Aim: Your task is to output the data exactly as it stands.

Records shown:

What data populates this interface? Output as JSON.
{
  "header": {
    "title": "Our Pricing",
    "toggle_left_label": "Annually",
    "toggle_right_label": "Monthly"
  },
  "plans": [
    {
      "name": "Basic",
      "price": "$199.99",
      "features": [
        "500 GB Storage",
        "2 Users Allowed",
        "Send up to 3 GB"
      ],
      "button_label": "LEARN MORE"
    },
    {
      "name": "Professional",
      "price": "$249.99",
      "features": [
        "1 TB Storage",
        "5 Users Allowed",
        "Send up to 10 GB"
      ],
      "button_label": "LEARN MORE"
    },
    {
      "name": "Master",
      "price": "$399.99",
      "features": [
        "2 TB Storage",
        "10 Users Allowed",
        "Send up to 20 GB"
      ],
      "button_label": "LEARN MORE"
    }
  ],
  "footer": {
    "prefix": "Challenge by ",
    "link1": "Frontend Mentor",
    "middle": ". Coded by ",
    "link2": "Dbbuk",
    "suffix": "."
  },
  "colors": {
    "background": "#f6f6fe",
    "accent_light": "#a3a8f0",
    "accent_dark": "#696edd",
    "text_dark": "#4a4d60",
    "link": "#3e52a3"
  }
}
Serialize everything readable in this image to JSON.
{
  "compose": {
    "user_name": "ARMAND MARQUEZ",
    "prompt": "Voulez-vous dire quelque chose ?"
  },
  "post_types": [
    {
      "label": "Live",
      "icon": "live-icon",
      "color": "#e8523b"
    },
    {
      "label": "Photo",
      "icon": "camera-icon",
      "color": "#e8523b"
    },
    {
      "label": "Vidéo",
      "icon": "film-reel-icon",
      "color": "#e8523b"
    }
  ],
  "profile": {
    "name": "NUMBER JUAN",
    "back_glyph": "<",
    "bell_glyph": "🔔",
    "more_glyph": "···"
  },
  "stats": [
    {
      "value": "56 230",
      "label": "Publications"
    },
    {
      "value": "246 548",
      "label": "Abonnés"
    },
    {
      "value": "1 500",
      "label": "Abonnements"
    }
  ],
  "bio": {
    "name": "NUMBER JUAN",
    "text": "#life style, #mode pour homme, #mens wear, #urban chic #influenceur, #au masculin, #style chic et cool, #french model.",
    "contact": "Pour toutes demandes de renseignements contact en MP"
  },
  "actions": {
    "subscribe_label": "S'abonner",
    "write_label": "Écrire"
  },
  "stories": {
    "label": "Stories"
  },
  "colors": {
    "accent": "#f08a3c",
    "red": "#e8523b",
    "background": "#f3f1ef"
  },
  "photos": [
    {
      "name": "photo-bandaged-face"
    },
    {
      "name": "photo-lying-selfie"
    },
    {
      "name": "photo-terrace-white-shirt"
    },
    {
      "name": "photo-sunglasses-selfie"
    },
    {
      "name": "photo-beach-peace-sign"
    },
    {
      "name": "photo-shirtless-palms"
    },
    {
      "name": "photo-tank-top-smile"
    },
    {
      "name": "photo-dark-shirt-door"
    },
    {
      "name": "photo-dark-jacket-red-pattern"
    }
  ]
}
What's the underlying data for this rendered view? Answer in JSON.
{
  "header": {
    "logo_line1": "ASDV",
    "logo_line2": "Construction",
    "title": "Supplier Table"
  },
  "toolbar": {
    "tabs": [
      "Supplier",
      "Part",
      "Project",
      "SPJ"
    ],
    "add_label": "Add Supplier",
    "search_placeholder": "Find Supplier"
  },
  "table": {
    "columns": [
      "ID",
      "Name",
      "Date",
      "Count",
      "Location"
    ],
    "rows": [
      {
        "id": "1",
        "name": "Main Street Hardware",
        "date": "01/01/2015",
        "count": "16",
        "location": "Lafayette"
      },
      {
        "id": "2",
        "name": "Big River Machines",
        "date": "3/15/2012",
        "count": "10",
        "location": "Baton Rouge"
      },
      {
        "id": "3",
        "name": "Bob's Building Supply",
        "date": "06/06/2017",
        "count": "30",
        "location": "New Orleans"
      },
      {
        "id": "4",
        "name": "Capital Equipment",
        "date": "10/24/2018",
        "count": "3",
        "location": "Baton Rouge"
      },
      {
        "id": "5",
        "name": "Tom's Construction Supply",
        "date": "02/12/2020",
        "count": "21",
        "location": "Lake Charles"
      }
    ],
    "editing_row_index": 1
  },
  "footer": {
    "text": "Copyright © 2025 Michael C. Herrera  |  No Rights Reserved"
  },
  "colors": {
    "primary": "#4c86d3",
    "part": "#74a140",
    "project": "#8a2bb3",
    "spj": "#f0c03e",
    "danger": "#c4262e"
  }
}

Solution to the exercise:
What data populates this interface? Output as JSON.
{
  "header": {
    "title": "Our Pricing",
    "toggle_left_label": "Annually",
    "toggle_right_label": "Monthly"
  },
  "plans": [
    {
      "name": "Basic",
      "price": "$199.99",
      "features": [
        "500 GB Storage",
        "2 Users Allowed",
        "Send up to 3 GB"
      ],
      "button_label": "LEARN MORE"
    },
    {
      "name": "Professional",
      "price": "$249.99",
      "features": [
        "1 TB Storage",
        "5 Users Allowed",
        "Send up to 10 GB"
      ],
      "button_label": "LEARN MORE"
    },
    {
      "name": "Master",
      "price": "$399.99",
      "features": [
        "2 TB Storage",
        "10 Users Allowed",
        "Send up to 20 GB"
      ],
      "button_label": "LEARN MORE"
    }
  ],
  "footer": {
    "prefix": "Challenge by ",
    "link1": "Frontend Mentor",
    "middle": ". Coded by ",
    "link2": "Dbbuk",
    "suffix": "."
  },
  "colors": {
    "background": "#f6f6fe",
    "accent_light": "#a3a8f0",
    "accent_dark": "#696edd",
    "text_dark": "#4a4d60",
    "link": "#3e52a3"
  }
}
Serialize everything readable in this image to JSON.
{
  "compose": {
    "user_name": "ARMAND MARQUEZ",
    "prompt": "Voulez-vous dire quelque chose ?"
  },
  "post_types": [
    {
      "label": "Live",
      "icon": "live-icon",
      "color": "#e8523b"
    },
    {
      "label": "Photo",
      "icon": "camera-icon",
      "color": "#e8523b"
    },
    {
      "label": "Vidéo",
      "icon": "film-reel-icon",
      "color": "#e8523b"
    }
  ],
  "profile": {
    "name": "NUMBER JUAN",
    "back_glyph": "<",
    "bell_glyph": "🔔",
    "more_glyph": "···"
  },
  "stats": [
    {
      "value": "56 230",
      "label": "Publications"
    },
    {
      "value": "246 548",
      "label": "Abonnés"
    },
    {
      "value": "1 500",
      "label": "Abonnements"
    }
  ],
  "bio": {
    "name": "NUMBER JUAN",
    "text": "#life style, #mode pour homme, #mens wear, #urban chic #influenceur, #au masculin, #style chic et cool, #french model.",
    "contact": "Pour toutes demandes de renseignements contact en MP"
  },
  "actions": {
    "subscribe_label": "S'abonner",
    "write_label": "Écrire"
  },
  "stories": {
    "label": "Stories"
  },
  "colors": {
    "accent": "#f08a3c",
    "red": "#e8523b",
    "background": "#f3f1ef"
  },
  "photos": [
    {
      "name": "photo-bandaged-face"
    },
    {
      "name": "photo-lying-selfie"
    },
    {
      "name": "photo-terrace-white-shirt"
    },
    {
      "name": "photo-sunglasses-selfie"
    },
    {
      "name": "photo-beach-peace-sign"
    },
    {
      "name": "photo-shirtless-palms"
    },
    {
      "name": "photo-tank-top-smile"
    },
    {
      "name": "photo-dark-shirt-door"
    },
    {
      "name": "photo-dark-jacket-red-pattern"
    }
  ]
}
What's the underlying data for this rendered view? Answer in JSON.
{
  "header": {
    "logo_line1": "ASDV",
    "logo_line2": "Construction",
    "title": "Supplier Table"
  },
  "toolbar": {
    "tabs": [
      "Supplier",
      "Part",
      "Project",
      "SPJ"
    ],
    "add_label": "Add Supplier",
    "search_placeholder": "Find Supplier"
  },
  "table": {
    "columns": [
      "ID",
      "Name",
      "Date",
      "Count",
      "Location"
    ],
    "rows": [
      {
        "id": "1",
        "name": "Main Street Hardware",
        "date": "01/01/2015",
        "count": "16",
        "location": "Lafayette"
      },
      {
        "id": "2",
        "name": "Big River Machines",
        "date": "3/15/2012",
        "count": "10",
        "location": "Baton Rouge"
      },
      {
        "id": "3",
        "name": "Bob's Building Supply",
        "date": "06/06/2017",
        "count": "30",
        "location": "New Orleans"
      },
      {
        "id": "4",
        "name": "Capital Equipment",
        "date": "10/24/2018",
        "count": "3",
        "location": "Baton Rouge"
      },
      {
        "id": "5",
        "name": "Tom's Construction Supply",
        "date": "02/12/2020",
        "count": "21",
        "location": "Lake Charles"
      }
    ],
    "editing_row_index": 1
  },
  "footer": {
    "text": "Copyright © 2025 Michael C. Herrera  |  No Rights Reserved"
  },
  "colors": {
    "primary": "#4c86d3",
    "part": "#74a140",
    "project": "#8a2bb3",
    "spj": "#f0c03e",
    "danger": "#c4262e"
  }
}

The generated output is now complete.